=== Task brief ===
Your task is to locate every line holding the string "российском" and to copy each of them.

Dataset excerpt:

::::

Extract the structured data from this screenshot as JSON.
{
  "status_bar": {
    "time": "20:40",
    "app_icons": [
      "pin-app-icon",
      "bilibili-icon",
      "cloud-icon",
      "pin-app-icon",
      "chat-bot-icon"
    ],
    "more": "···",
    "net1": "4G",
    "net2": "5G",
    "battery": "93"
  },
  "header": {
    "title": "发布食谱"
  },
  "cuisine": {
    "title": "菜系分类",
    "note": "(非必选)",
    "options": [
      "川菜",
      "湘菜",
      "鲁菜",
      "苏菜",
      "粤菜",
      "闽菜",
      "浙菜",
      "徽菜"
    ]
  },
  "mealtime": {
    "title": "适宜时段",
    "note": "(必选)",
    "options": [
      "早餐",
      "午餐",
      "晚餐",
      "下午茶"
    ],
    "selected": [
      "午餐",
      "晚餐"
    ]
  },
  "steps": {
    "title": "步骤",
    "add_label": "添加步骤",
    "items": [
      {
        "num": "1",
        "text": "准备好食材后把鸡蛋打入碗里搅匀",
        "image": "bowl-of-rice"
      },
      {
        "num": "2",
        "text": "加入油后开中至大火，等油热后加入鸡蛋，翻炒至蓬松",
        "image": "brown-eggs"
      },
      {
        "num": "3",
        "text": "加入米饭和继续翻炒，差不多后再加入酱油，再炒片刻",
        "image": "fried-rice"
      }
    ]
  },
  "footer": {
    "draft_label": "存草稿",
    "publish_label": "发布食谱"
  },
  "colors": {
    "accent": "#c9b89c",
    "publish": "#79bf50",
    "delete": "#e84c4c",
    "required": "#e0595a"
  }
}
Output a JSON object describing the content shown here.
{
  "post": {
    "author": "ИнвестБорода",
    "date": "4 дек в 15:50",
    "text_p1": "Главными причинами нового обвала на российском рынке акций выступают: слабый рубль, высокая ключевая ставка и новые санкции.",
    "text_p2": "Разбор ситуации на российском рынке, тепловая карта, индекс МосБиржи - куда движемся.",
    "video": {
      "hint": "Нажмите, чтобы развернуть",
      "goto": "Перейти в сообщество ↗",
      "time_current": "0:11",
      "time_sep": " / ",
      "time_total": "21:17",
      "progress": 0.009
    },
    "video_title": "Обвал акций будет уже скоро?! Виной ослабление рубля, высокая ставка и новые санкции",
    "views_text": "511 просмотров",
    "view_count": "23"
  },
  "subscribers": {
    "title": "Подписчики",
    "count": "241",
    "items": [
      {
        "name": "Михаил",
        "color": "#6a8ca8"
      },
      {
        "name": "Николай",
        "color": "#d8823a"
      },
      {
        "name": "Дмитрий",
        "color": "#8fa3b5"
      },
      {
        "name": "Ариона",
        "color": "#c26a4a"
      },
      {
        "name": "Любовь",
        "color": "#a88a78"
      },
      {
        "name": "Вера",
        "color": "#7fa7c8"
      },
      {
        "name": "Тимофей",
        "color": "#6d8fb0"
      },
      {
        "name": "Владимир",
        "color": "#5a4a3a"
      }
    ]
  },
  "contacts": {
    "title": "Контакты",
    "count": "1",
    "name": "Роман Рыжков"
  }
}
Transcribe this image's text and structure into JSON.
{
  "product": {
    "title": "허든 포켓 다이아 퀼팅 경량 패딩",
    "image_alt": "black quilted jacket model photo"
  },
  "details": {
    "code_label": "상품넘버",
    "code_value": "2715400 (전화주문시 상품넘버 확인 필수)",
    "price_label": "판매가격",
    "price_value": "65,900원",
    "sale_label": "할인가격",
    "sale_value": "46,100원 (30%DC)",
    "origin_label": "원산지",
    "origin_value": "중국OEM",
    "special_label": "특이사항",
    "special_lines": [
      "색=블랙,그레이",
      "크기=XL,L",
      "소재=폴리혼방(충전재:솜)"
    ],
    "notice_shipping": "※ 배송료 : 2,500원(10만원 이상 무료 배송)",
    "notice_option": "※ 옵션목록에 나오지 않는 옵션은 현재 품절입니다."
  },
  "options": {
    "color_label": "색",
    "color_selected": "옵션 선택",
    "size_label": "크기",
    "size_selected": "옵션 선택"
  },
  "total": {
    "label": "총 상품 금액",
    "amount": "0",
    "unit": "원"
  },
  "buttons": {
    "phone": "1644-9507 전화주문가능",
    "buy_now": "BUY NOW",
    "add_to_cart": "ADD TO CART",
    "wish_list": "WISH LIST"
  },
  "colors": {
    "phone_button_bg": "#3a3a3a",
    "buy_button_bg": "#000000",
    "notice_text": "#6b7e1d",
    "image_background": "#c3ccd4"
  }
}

::::

=== Response for this exercise ===
    "text_p1": "Главными причинами нового обвала на российском рынке акций выступают: слабый рубль, высокая ключевая ставка и новые санкции.",
    "text_p2": "Разбор ситуации на российском рынке, тепловая карта, индекс МосБиржи - куда движемся.",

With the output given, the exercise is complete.